■ Text extract
····················

What is a
foreclosure?
"Foreclosure" is a common term used to describe a trustee's sale
proceeding- the correct terminology to use when describing the procedure for
enforcing a lender's rights once an obligation secured by a Deed Of Trust (or
similar instrument) is in default.
What constitutes a breach or a default?
A breach exists when the borrower fails to make the payments of
principal and interest when due pursuant to the note secured by deed of trust.
If the balance of the note is due, the breach would be the failure to make the
principal payment due plus interest, by the maturity date. Most deeds of trust
have provisions for default being declared when a senior lien, insurance, taxes
and assessments have not been paid, or if the property is transferred without
the lenders approval.
Should I forego a foreclosure and take a deed
in lieu?
Before you can even consider an alternative, the borrower must be
willing to offer a deed in lieu. There are advantages to taking a deed in lieu.
It could save you time and money. You should order a preliminary title report
and review it carefully to determine if there are any junior liens that would
survive the deed in lieu. If you are satisfied with the title report, you would
take the deed in lieu subject to a title insurance policy being issued in your
favor as reflected in the preliminary report. This procedure would take a lot
less time than the approximate four months of foreclosure. The main
disadvantages to taking a deed in lieu of foreclosure are the junior liens will
not be extinguished and that the borrower may later have a change of heart and
seek to have the courts set the deed in lieu aside.
Must the original trustee process a nonjudicial foreclosure?
No. The beneficiary may substitute trustees anytime.
Should I notify a senior lender of the existence of my junior lien? Yes. A senior lender may have a provision in his deed of trust that provides for senior priority for additional advances to the borrower. When advances are "obligatory" to protect the lender's security interest, they are so secured. However, if the advances are "optional" and the senior lender has knowledge of a junior lien, the advances may not be senior to the junior lien of trust. A junior lender, therefore, should give the senior lender notice of their lien. Many lenders would like to reduce their collection efforts by having the junior lienholder advance to their loan. Send the senior lender a notice which tells them that you are willing to reinstate their loan.
Must I give notice of delinquency to a junior
lienholder even if I don't file an NOD?

····················

■ Given request
In the foreclosure FAQ, what are the two main disadvantages of taking a deed in lieu of foreclosure?

■ Data section
····················

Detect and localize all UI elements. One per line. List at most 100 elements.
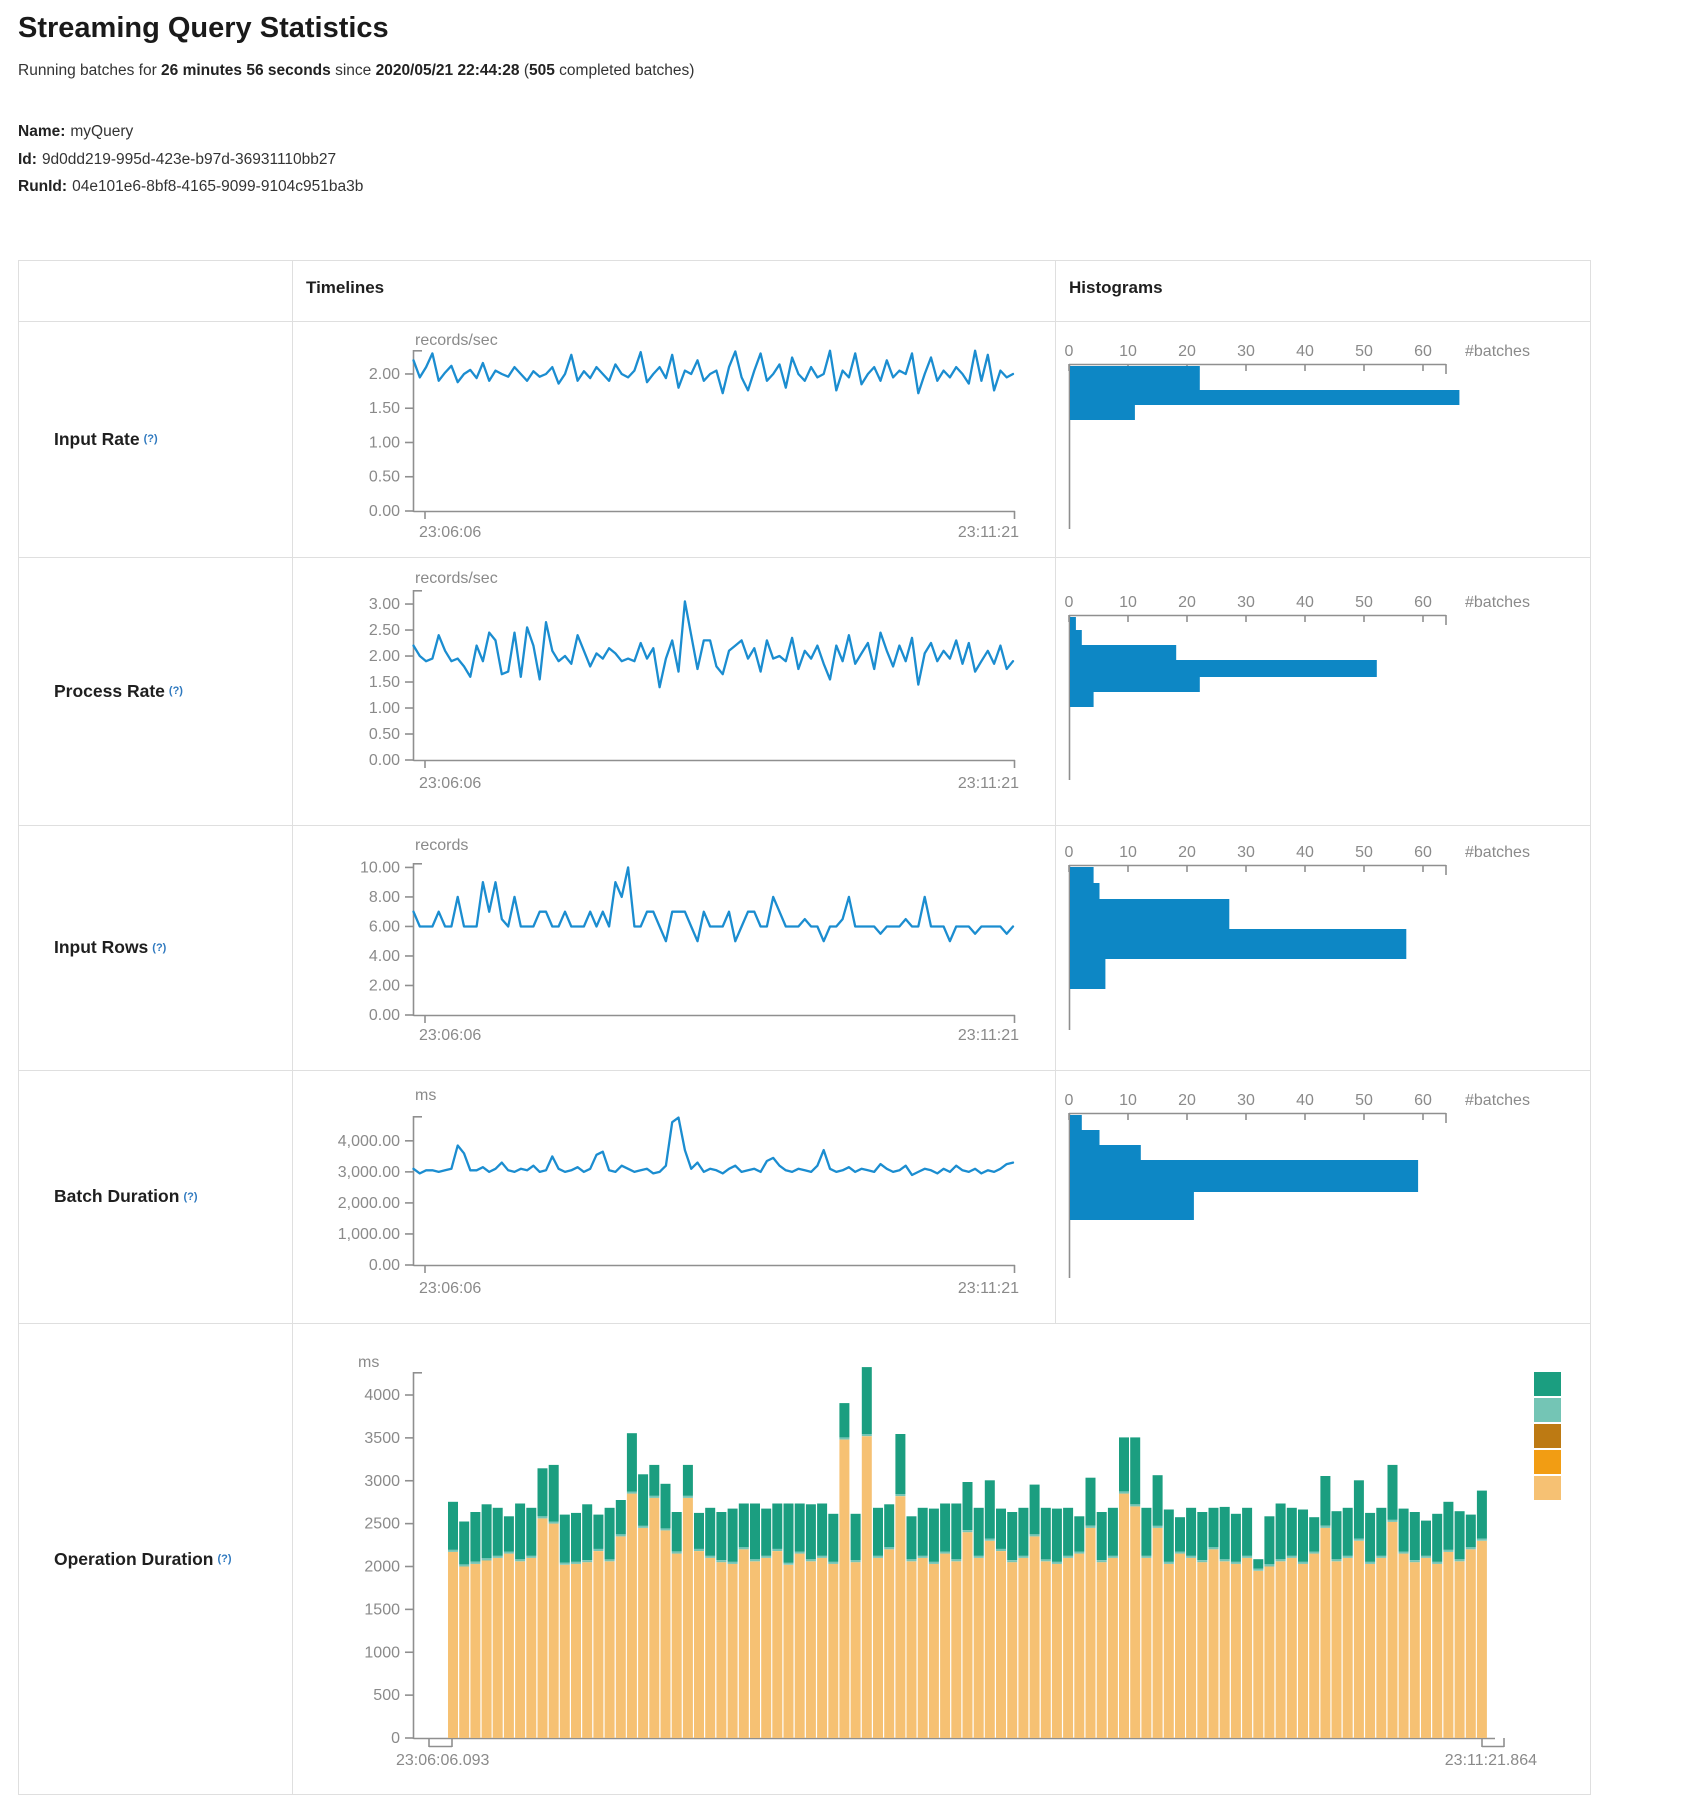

····················

■ Reply to the task
The junior liens are not extinguished, and the borrower may later have a change of heart and ask the courts to set the deed in lieu aside.